**WORK TO COMPLETE**
Show all lines of the listing that hold the word "name".

# start of MATERIAL SUPPLIED

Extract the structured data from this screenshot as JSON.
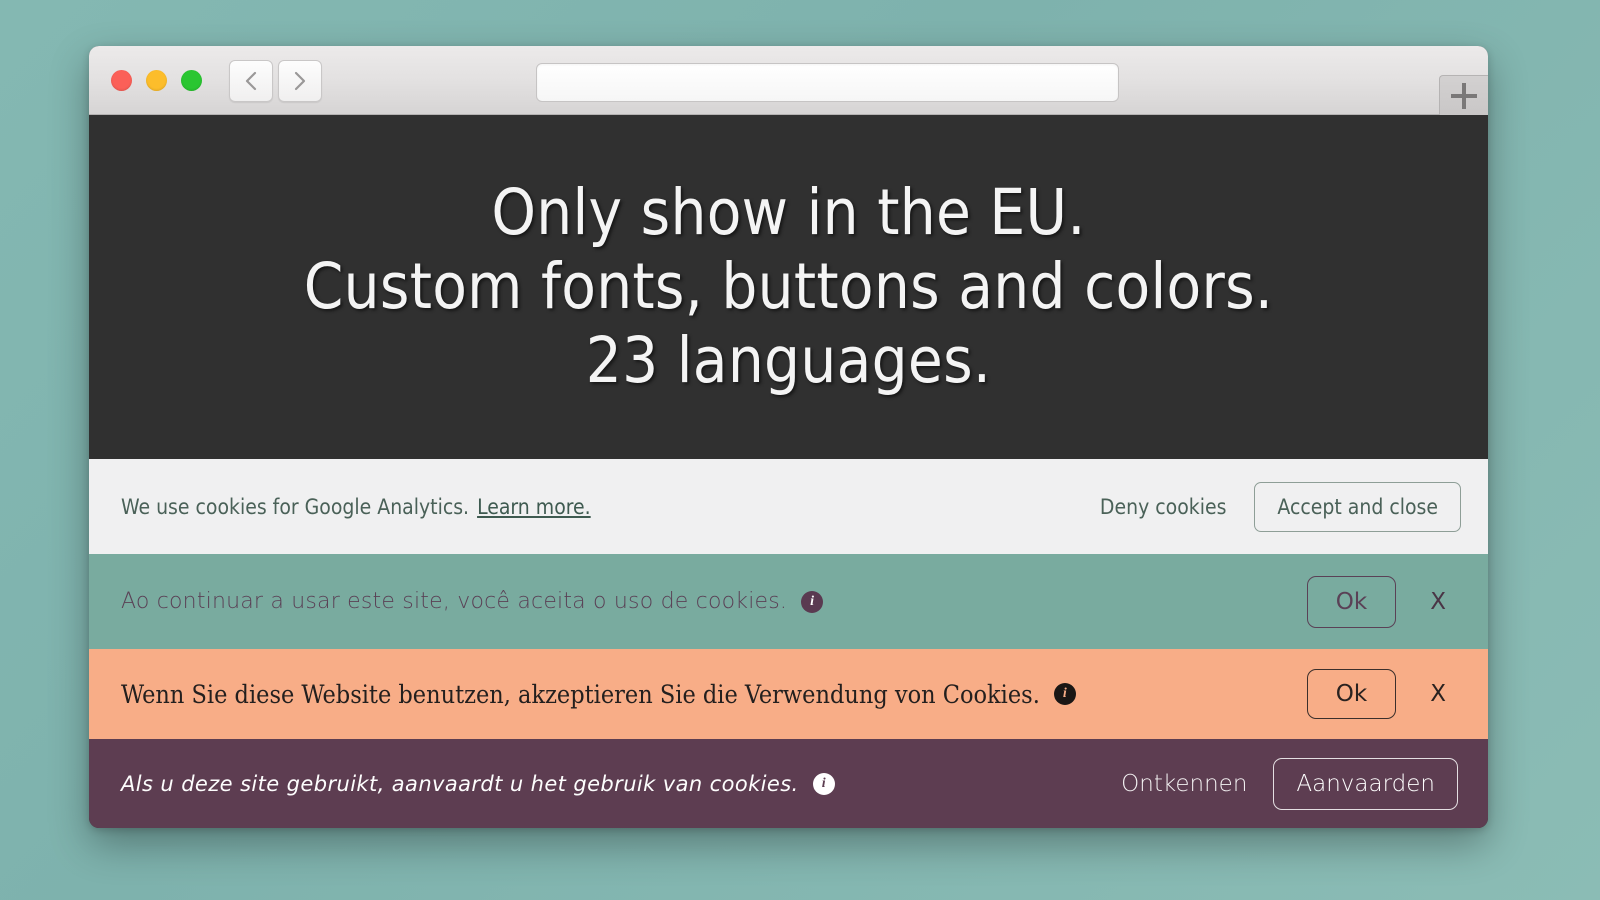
{
  "desktop": {
    "background_color": "#81b5b0"
  },
  "browser": {
    "window_controls": [
      {
        "name": "close",
        "color": "#fb6058"
      },
      {
        "name": "minimize",
        "color": "#fcbd2b"
      },
      {
        "name": "maximize",
        "color": "#2ac631"
      }
    ],
    "back_button_icon": "chevron-left-icon",
    "forward_button_icon": "chevron-right-icon",
    "url_bar": {
      "value": "",
      "placeholder": ""
    },
    "new_tab_label": "+"
  },
  "hero": {
    "line1": "Only show in the EU.",
    "line2": "Custom fonts, buttons and colors.",
    "line3": "23 languages.",
    "background_color": "#303030",
    "text_color": "#f4f4f4"
  },
  "banners": [
    {
      "id": "analytics",
      "background_color": "#f0f0f1",
      "text_color": "#4a6158",
      "message": "We use cookies for Google Analytics.",
      "link_label": "Learn more.",
      "deny_label": "Deny cookies",
      "accept_label": "Accept and close"
    },
    {
      "id": "pt",
      "language": "Portuguese",
      "background_color": "#79ab9f",
      "text_color": "#5a4156",
      "message": "Ao continuar a usar este site, você aceita o uso de cookies.",
      "info_icon": "info-icon",
      "accept_label": "Ok",
      "close_label": "X"
    },
    {
      "id": "de",
      "language": "German",
      "background_color": "#f8ad87",
      "text_color": "#231f1e",
      "message": "Wenn Sie diese Website benutzen, akzeptieren Sie die Verwendung von Cookies.",
      "info_icon": "info-icon",
      "accept_label": "Ok",
      "close_label": "X"
    },
    {
      "id": "nl",
      "language": "Dutch",
      "background_color": "#5d3d51",
      "text_color": "#fdfdfd",
      "message": "Als u deze site gebruikt, aanvaardt u het gebruik van cookies.",
      "info_icon": "info-icon",
      "deny_label": "Ontkennen",
      "accept_label": "Aanvaarden"
    }
  ],
  "icons": {
    "info_glyph": "i",
    "plus_glyph": "+"
  }
}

# end of MATERIAL SUPPLIED

**ANSWER FOR THIS EXERCISE**
        "name": "close",
        "name": "minimize",
        "name": "maximize",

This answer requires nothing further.